INFORMATION SUPPLIED -
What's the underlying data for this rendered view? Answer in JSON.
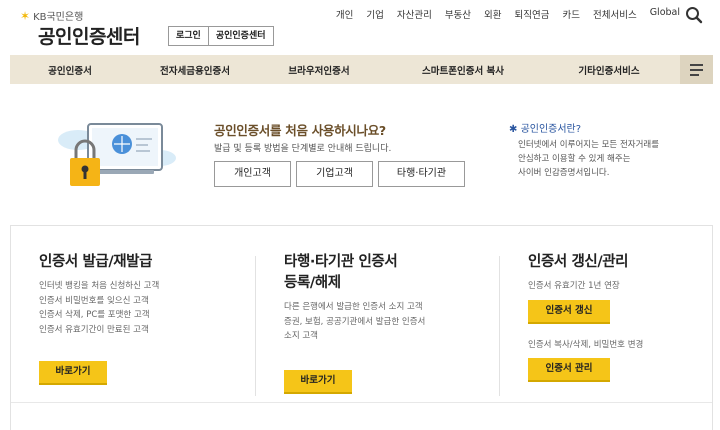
{
  "header": {
    "brand": "KB국민은행",
    "site_title": "공인인증센터",
    "login_label": "로그인",
    "cert_center_label": "공인인증센터",
    "topnav": [
      "개인",
      "기업",
      "자산관리",
      "부동산",
      "외환",
      "퇴직연금",
      "카드",
      "전체서비스",
      "Global"
    ],
    "search_icon": "search-icon"
  },
  "menu": {
    "items": [
      "공인인증서",
      "전자세금용인증서",
      "브라우저인증서",
      "스마트폰인증서 복사",
      "기타인증서비스"
    ],
    "toggle_icon": "hamburger-icon"
  },
  "intro": {
    "question": "공인인증서를 처음 사용하시나요?",
    "sub": "발급 및 등록 방법을 단계별로 안내해 드립니다.",
    "buttons": [
      "개인고객",
      "기업고객",
      "타행·타기관"
    ],
    "whatis_title": "공인인증서란?",
    "whatis_lines": [
      "인터넷에서 이루어지는 모든 전자거래를",
      "안심하고 이용할 수 있게 해주는",
      "사이버 인감증명서입니다."
    ]
  },
  "cards": {
    "issue": {
      "title": "인증서 발급/재발급",
      "lines": [
        "인터넷 뱅킹을 처음 신청하신 고객",
        "인증서 비밀번호를 잊으신 고객",
        "인증서 삭제, PC를 포맷한 고객",
        "인증서 유효기간이 만료된 고객"
      ],
      "button": "바로가기"
    },
    "other": {
      "title_line1": "타행·타기관 인증서",
      "title_line2": "등록/해제",
      "lines": [
        "다른 은행에서 발급한 인증서 소지 고객",
        "증권, 보험, 공공기관에서 발급한 인증서",
        "소지 고객"
      ],
      "button": "바로가기"
    },
    "manage": {
      "title": "인증서 갱신/관리",
      "renew_desc": "인증서 유효기간 1년 연장",
      "renew_button": "인증서 갱신",
      "manage_desc": "인증서 복사/삭제, 비밀번호 변경",
      "manage_button": "인증서 관리"
    }
  },
  "colors": {
    "menu_bg": "#ede6d6",
    "accent_yellow": "#f5c518",
    "question_brown": "#6b4f2a",
    "link_blue": "#2a56a0"
  }
}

TASK TO COMPLETE - Set down the material above as is, without any pictures.

EXERCISE RESPONSE -
What's the underlying data for this rendered view? Answer in JSON.
{
  "header": {
    "brand": "KB국민은행",
    "site_title": "공인인증센터",
    "login_label": "로그인",
    "cert_center_label": "공인인증센터",
    "topnav": [
      "개인",
      "기업",
      "자산관리",
      "부동산",
      "외환",
      "퇴직연금",
      "카드",
      "전체서비스",
      "Global"
    ],
    "search_icon": "search-icon"
  },
  "menu": {
    "items": [
      "공인인증서",
      "전자세금용인증서",
      "브라우저인증서",
      "스마트폰인증서 복사",
      "기타인증서비스"
    ],
    "toggle_icon": "hamburger-icon"
  },
  "intro": {
    "question": "공인인증서를 처음 사용하시나요?",
    "sub": "발급 및 등록 방법을 단계별로 안내해 드립니다.",
    "buttons": [
      "개인고객",
      "기업고객",
      "타행·타기관"
    ],
    "whatis_title": "공인인증서란?",
    "whatis_lines": [
      "인터넷에서 이루어지는 모든 전자거래를",
      "안심하고 이용할 수 있게 해주는",
      "사이버 인감증명서입니다."
    ]
  },
  "cards": {
    "issue": {
      "title": "인증서 발급/재발급",
      "lines": [
        "인터넷 뱅킹을 처음 신청하신 고객",
        "인증서 비밀번호를 잊으신 고객",
        "인증서 삭제, PC를 포맷한 고객",
        "인증서 유효기간이 만료된 고객"
      ],
      "button": "바로가기"
    },
    "other": {
      "title_line1": "타행·타기관 인증서",
      "title_line2": "등록/해제",
      "lines": [
        "다른 은행에서 발급한 인증서 소지 고객",
        "증권, 보험, 공공기관에서 발급한 인증서",
        "소지 고객"
      ],
      "button": "바로가기"
    },
    "manage": {
      "title": "인증서 갱신/관리",
      "renew_desc": "인증서 유효기간 1년 연장",
      "renew_button": "인증서 갱신",
      "manage_desc": "인증서 복사/삭제, 비밀번호 변경",
      "manage_button": "인증서 관리"
    }
  },
  "colors": {
    "menu_bg": "#ede6d6",
    "accent_yellow": "#f5c518",
    "question_brown": "#6b4f2a",
    "link_blue": "#2a56a0"
  }
}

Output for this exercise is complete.